Records from a data source:
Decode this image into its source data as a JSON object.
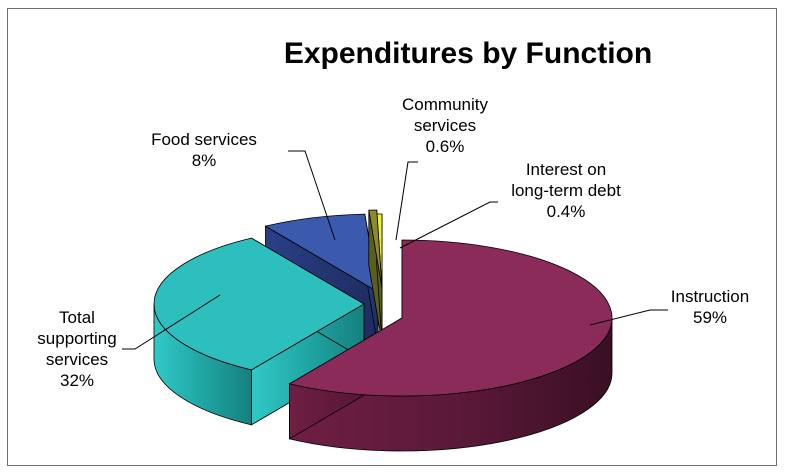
{
  "chart_data": {
    "type": "pie",
    "title": "Expenditures by Function",
    "categories": [
      "Instruction",
      "Total supporting services",
      "Food services",
      "Community services",
      "Interest on long-term debt"
    ],
    "values": [
      59,
      32,
      8,
      0.6,
      0.4
    ],
    "value_labels": [
      "59%",
      "32%",
      "8%",
      "0.6%",
      "0.4%"
    ],
    "label_lines": [
      [
        "Instruction",
        "59%"
      ],
      [
        "Total",
        "supporting",
        "services",
        "32%"
      ],
      [
        "Food services",
        "8%"
      ],
      [
        "Community",
        "services",
        "0.6%"
      ],
      [
        "Interest on",
        "long-term debt",
        "0.4%"
      ]
    ],
    "colors": [
      "#8b2b5a",
      "#2cbfbd",
      "#3b59ad",
      "#8b8b2b",
      "#f2ee3a"
    ],
    "style": "3d-exploded",
    "legend": "none"
  }
}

* _WHAT IS REQUIRED_
Quote every entry exactly, with the pictures omitted.

* _EXPECTED ANSWER_
Decode this image into its source data as a JSON object.
{
  "chart_data": {
    "type": "pie",
    "title": "Expenditures by Function",
    "categories": [
      "Instruction",
      "Total supporting services",
      "Food services",
      "Community services",
      "Interest on long-term debt"
    ],
    "values": [
      59,
      32,
      8,
      0.6,
      0.4
    ],
    "value_labels": [
      "59%",
      "32%",
      "8%",
      "0.6%",
      "0.4%"
    ],
    "label_lines": [
      [
        "Instruction",
        "59%"
      ],
      [
        "Total",
        "supporting",
        "services",
        "32%"
      ],
      [
        "Food services",
        "8%"
      ],
      [
        "Community",
        "services",
        "0.6%"
      ],
      [
        "Interest on",
        "long-term debt",
        "0.4%"
      ]
    ],
    "colors": [
      "#8b2b5a",
      "#2cbfbd",
      "#3b59ad",
      "#8b8b2b",
      "#f2ee3a"
    ],
    "style": "3d-exploded",
    "legend": "none"
  }
}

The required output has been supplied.